Records excerpted from a collection:
#####

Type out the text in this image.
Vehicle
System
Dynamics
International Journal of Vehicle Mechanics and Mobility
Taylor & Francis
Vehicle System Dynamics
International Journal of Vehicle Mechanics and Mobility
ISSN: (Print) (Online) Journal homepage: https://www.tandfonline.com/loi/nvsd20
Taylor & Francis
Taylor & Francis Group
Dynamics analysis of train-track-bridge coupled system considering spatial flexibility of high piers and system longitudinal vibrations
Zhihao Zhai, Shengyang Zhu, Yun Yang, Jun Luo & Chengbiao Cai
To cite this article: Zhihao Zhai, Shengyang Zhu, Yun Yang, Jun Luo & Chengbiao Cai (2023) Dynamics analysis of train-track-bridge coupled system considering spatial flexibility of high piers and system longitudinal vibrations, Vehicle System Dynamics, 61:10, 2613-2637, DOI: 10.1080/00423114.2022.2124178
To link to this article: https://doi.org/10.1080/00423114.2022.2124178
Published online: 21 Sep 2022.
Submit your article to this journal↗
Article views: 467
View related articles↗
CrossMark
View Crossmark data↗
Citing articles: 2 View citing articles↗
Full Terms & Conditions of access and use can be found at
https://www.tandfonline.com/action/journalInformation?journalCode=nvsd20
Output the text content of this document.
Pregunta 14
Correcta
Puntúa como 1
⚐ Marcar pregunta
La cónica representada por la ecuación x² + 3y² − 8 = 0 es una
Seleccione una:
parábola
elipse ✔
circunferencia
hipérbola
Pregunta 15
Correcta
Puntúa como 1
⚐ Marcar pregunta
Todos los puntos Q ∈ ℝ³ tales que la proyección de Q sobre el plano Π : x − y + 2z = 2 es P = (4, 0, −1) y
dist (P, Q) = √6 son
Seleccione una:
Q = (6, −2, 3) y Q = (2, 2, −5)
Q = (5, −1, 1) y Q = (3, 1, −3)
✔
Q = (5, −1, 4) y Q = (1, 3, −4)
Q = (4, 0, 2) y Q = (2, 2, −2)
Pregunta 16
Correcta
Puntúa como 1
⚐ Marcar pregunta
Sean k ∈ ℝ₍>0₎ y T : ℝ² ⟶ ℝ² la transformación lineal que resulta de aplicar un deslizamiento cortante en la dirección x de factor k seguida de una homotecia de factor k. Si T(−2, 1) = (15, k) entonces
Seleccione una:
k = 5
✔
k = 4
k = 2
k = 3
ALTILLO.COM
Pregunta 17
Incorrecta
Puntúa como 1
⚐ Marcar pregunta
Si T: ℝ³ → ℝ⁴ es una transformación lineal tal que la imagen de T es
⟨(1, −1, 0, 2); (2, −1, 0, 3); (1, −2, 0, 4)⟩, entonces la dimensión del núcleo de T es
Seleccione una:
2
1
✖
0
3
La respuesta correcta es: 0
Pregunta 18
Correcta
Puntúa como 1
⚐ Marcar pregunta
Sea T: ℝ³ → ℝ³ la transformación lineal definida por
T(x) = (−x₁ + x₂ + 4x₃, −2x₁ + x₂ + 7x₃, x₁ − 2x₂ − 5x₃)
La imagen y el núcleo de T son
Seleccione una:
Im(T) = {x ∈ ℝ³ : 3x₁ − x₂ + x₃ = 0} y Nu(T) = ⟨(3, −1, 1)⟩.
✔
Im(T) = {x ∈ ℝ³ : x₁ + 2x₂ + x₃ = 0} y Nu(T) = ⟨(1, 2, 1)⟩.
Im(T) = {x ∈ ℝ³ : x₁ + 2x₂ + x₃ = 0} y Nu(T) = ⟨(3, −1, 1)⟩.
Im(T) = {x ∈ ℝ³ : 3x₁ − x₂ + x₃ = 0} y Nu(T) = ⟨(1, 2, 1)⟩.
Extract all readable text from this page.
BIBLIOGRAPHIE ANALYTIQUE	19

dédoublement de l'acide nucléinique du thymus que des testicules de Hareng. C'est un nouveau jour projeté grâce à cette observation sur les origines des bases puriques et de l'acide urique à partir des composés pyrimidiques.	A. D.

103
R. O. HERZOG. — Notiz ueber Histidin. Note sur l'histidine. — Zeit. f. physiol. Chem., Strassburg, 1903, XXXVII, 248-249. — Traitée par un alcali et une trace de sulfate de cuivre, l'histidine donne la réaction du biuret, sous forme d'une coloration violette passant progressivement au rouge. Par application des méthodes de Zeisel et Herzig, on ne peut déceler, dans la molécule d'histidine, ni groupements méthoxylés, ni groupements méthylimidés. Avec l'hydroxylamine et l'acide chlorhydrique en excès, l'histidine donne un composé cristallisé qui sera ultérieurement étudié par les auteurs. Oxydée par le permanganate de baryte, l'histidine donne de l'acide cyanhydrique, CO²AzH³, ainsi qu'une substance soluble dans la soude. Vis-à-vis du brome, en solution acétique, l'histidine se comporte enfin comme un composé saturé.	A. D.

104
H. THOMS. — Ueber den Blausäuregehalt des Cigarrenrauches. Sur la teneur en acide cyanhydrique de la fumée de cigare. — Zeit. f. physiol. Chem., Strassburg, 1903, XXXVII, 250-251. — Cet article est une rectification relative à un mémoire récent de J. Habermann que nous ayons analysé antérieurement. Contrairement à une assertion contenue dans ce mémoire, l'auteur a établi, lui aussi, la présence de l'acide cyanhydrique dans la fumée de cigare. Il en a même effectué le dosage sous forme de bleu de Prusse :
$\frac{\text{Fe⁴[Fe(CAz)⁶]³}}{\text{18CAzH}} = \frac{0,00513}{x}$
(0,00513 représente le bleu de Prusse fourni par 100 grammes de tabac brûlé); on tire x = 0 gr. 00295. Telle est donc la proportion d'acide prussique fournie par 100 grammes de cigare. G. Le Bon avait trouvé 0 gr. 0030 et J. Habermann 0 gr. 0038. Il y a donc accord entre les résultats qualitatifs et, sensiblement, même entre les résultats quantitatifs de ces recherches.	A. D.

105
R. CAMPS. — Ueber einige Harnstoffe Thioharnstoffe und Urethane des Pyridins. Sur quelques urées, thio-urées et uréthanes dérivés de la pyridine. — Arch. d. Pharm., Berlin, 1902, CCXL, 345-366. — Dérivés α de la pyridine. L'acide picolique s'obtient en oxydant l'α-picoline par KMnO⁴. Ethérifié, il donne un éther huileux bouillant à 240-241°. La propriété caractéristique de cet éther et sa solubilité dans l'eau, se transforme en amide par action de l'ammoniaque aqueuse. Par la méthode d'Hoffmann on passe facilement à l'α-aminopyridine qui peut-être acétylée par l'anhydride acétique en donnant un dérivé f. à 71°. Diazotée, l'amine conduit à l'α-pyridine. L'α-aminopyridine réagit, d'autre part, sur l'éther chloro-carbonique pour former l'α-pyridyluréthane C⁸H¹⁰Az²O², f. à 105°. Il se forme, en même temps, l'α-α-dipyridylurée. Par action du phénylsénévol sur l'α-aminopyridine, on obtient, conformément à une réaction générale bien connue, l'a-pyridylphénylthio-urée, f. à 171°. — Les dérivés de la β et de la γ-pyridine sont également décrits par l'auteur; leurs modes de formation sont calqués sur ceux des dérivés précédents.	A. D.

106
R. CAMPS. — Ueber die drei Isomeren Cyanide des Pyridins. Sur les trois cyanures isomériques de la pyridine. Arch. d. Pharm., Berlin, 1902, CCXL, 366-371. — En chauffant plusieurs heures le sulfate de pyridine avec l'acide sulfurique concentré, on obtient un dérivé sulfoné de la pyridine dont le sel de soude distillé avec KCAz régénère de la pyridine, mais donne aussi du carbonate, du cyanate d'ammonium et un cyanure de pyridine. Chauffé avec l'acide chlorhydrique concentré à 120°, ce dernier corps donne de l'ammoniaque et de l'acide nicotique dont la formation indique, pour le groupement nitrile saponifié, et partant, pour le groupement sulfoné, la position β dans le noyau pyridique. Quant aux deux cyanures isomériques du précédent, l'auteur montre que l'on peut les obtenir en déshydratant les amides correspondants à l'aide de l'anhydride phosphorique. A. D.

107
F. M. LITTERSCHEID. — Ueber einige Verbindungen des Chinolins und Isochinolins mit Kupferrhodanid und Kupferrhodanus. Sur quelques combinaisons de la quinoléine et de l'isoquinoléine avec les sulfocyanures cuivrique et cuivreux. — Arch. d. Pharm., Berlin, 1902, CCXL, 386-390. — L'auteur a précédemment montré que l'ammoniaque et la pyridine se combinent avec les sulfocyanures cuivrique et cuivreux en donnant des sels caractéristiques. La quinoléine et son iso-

#####

== Given exercise ==
Using the records above, gather all lines where the string "obtient" is present.

== Solution ==
R. CAMPS. — Ueber einige Harnstoffe Thioharnstoffe und Urethane des Pyridins. Sur quelques urées, thio-urées et uréthanes dérivés de la pyridine. — Arch. d. Pharm., Berlin, 1902, CCXL, 345-366. — Dérivés α de la pyridine. L'acide picolique s'obtient en oxydant l'α-picoline par KMnO⁴. Ethérifié, il donne un éther huileux bouillant à 240-241°. La propriété caractéristique de cet éther et sa solubilité dans l'eau, se transforme en amide par action de l'ammoniaque aqueuse. Par la méthode d'Hoffmann on passe facilement à l'α-aminopyridine qui peut-être acétylée par l'anhydride acétique en donnant un dérivé f. à 71°. Diazotée, l'amine conduit à l'α-pyridine. L'α-aminopyridine réagit, d'autre part, sur l'éther chloro-carbonique pour former l'α-pyridyluréthane C⁸H¹⁰Az²O², f. à 105°. Il se forme, en même temps, l'α-α-dipyridylurée. Par action du phénylsénévol sur l'α-aminopyridine, on obtient, conformément à une réaction générale bien connue, l'a-pyridylphénylthio-urée, f. à 171°. — Les dérivés de la β et de la γ-pyridine sont également décrits par l'auteur; leurs modes de formation sont calqués sur ceux des dérivés précédents.	A. D.
R. CAMPS. — Ueber die drei Isomeren Cyanide des Pyridins. Sur les trois cyanures isomériques de la pyridine. Arch. d. Pharm., Berlin, 1902, CCXL, 366-371. — En chauffant plusieurs heures le sulfate de pyridine avec l'acide sulfurique concentré, on obtient un dérivé sulfoné de la pyridine dont le sel de soude distillé avec KCAz régénère de la pyridine, mais donne aussi du carbonate, du cyanate d'ammonium et un cyanure de pyridine. Chauffé avec l'acide chlorhydrique concentré à 120°, ce dernier corps donne de l'ammoniaque et de l'acide nicotique dont la formation indique, pour le groupement nitrile saponifié, et partant, pour le groupement sulfoné, la position β dans le noyau pyridique. Quant aux deux cyanures isomériques du précédent, l'auteur montre que l'on peut les obtenir en déshydratant les amides correspondants à l'aide de l'anhydride phosphorique. A. D.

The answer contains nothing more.